DESCRIPTION OF THE TASK
Show all lines of the listing that hold the word "true".
begin RECORD LIST
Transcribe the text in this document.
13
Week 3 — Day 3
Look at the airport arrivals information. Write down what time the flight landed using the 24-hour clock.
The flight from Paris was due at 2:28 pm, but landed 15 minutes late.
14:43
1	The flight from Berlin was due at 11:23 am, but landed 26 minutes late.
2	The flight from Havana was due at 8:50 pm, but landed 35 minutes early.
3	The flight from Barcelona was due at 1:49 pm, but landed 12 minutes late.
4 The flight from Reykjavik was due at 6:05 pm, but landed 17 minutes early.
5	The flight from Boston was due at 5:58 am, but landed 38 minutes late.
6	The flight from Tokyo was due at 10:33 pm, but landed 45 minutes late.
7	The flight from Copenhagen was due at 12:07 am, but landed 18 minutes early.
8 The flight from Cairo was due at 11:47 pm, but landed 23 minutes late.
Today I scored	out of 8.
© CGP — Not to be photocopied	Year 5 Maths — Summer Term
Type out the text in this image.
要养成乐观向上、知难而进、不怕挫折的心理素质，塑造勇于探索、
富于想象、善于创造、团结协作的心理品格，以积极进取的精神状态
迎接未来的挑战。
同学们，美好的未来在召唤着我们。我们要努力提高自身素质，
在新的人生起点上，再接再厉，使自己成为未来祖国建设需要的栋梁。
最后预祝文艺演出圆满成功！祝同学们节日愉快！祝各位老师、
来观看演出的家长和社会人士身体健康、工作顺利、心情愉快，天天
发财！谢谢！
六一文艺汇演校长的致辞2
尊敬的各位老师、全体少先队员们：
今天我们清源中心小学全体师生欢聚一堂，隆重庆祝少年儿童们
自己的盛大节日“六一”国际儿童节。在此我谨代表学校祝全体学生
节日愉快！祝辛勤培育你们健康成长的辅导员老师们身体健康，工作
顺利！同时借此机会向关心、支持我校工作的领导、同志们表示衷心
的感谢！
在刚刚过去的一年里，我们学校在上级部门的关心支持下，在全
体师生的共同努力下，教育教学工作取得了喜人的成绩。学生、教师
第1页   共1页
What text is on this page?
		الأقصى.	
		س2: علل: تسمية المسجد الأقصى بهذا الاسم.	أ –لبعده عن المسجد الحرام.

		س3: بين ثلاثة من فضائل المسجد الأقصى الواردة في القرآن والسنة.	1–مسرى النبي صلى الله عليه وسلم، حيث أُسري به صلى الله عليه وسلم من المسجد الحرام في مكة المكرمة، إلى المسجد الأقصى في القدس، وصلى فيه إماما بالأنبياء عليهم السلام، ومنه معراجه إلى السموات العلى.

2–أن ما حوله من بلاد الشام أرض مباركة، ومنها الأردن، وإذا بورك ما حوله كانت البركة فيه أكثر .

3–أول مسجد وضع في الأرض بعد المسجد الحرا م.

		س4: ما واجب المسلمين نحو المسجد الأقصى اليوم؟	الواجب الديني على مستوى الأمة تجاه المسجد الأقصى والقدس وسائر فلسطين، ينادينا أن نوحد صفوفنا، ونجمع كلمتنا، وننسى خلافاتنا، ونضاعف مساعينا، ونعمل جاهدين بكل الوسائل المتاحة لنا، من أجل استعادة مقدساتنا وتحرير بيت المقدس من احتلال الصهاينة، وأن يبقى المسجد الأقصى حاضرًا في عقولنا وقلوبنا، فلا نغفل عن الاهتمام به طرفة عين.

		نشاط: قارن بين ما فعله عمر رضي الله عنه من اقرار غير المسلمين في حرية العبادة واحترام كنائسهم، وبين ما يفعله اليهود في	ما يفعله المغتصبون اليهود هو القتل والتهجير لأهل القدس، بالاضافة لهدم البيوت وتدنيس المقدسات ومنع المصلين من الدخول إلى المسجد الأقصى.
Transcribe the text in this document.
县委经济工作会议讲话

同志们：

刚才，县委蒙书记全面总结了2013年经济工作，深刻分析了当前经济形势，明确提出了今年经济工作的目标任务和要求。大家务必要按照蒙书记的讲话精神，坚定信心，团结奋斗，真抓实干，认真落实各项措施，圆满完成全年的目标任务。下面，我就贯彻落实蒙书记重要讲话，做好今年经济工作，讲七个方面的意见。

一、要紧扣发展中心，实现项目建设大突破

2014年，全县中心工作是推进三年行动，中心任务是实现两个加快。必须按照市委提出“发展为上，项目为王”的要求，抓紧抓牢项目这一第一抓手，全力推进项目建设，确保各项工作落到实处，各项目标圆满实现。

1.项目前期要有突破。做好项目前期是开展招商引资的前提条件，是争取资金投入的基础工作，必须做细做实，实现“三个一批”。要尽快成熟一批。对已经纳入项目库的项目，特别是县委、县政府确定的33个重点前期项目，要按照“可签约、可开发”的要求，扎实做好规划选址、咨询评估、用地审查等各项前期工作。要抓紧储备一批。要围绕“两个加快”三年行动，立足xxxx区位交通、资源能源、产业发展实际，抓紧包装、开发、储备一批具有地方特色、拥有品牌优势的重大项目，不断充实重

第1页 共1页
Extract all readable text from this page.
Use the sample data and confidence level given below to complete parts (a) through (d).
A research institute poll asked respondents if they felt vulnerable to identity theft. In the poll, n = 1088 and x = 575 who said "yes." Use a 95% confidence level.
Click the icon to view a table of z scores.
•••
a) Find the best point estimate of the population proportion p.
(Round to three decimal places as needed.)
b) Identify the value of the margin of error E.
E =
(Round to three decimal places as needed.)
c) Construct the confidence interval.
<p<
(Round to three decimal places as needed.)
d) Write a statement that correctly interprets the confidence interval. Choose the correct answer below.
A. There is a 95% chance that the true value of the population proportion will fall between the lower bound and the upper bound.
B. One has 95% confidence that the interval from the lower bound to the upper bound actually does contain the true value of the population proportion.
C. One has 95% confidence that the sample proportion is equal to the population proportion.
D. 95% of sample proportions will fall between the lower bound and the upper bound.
end RECORD LIST
EXERCISE RESPONSE
A. There is a 95% chance that the true value of the population proportion will fall between the lower bound and the upper bound.
B. One has 95% confidence that the interval from the lower bound to the upper bound actually does contain the true value of the population proportion.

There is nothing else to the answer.